## Work to complete:
Find the word "clinică" in the data. Return every line where it appears.

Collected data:
**********
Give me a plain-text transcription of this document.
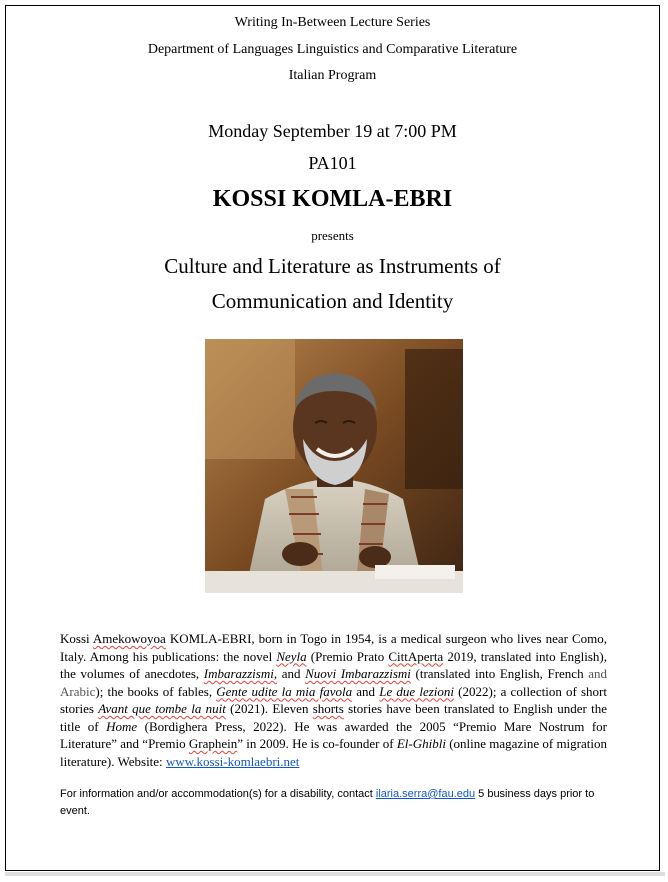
Writing In-Between Lecture Series
Department of Languages Linguistics and Comparative Literature
Italian Program
Monday September 19 at 7:00 PM
PA101
KOSSI KOMLA-EBRI
presents
Culture and Literature as Instruments of
Communication and Identity
Kossi Amekowoyoa KOMLA-EBRI, born in Togo in 1954, is a medical surgeon who lives near Como, Italy. Among his publications: the novel Neyla (Premio Prato CittAperta 2019, translated into English), the volumes of anecdotes, Imbarazzismi, and Nuovi Imbarazzismi (translated into English, French and Arabic); the books of fables, Gente udite la mia favola and Le due lezioni (2022); a collection of short stories Avant que tombe la nuit (2021). Eleven shorts stories have been translated to English under the title of Home (Bordighera Press, 2022). He was awarded the 2005 “Premio Mare Nostrum for Literature” and “Premio Graphein” in 2009. He is co-founder of El-Ghibli (online magazine of migration literature). Website: www.kossi-komlaebri.net
For information and/or accommodation(s) for a disability, contact ilaria.serra@fau.edu 5 business days prior to event.
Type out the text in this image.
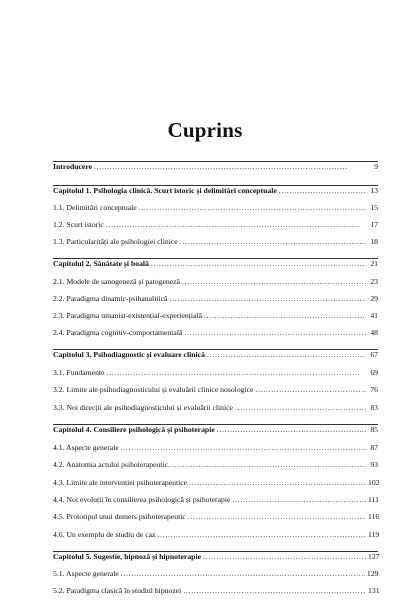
Cuprins
Introducere . . .	9
Capitolul 1. Psihologia clinică. Scurt istoric și delimitări conceptuale . . .	13
1.1. Delimitări conceptuale . . .	15
1.2. Scurt istoric . . .	17
1.3. Particularități ale psihologiei clinice . . .	18
Capitolul 2. Sănătate și boală . . .	21
2.1. Modele de sanogeneză și patogeneză . . .	23
2.2. Paradigma dinamic-psihanalitică . . .	29
2.3. Paradigma umanist-existențial-experiențială . . .	41
2.4. Paradigma cognitiv-comportamentală . . .	48
Capitolul 3. Psihodiagnostic și evaluare clinică . . .	67
3.1. Fundamente . . .	69
3.2. Limite ale psihodiagnosticului și evaluării clinice nosologice . . .	76
3.3. Noi direcții ale psihodiagnosticului și evaluării clinice . . .	83
Capitolul 4. Consiliere psihologică și psihoterapie . . .	85
4.1. Aspecte generale . . .	87
4.2. Anatomia actului psihoterapeutic. . . .	93
4.3. Limite ale intervenției psihoterapeutice . . .	102
4.4. Noi evoluții în consilierea psihologică și psihoterapie . . .	111
4.5. Prototipul unui demers psihoterapeutic . . .	116
4.6. Un exemplu de studiu de caz . . .	119
Capitolul 5. Sugestie, hipnoză și hipnoterapie . . .	127
5.1. Aspecte generale . . .	129
5.2. Paradigma clasică în studiul hipnozei . . .	131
**********
## Complete output:
Capitolul 1. Psihologia clinică. Scurt istoric și delimitări conceptuale . . .	13
Capitolul 3. Psihodiagnostic și evaluare clinică . . .	67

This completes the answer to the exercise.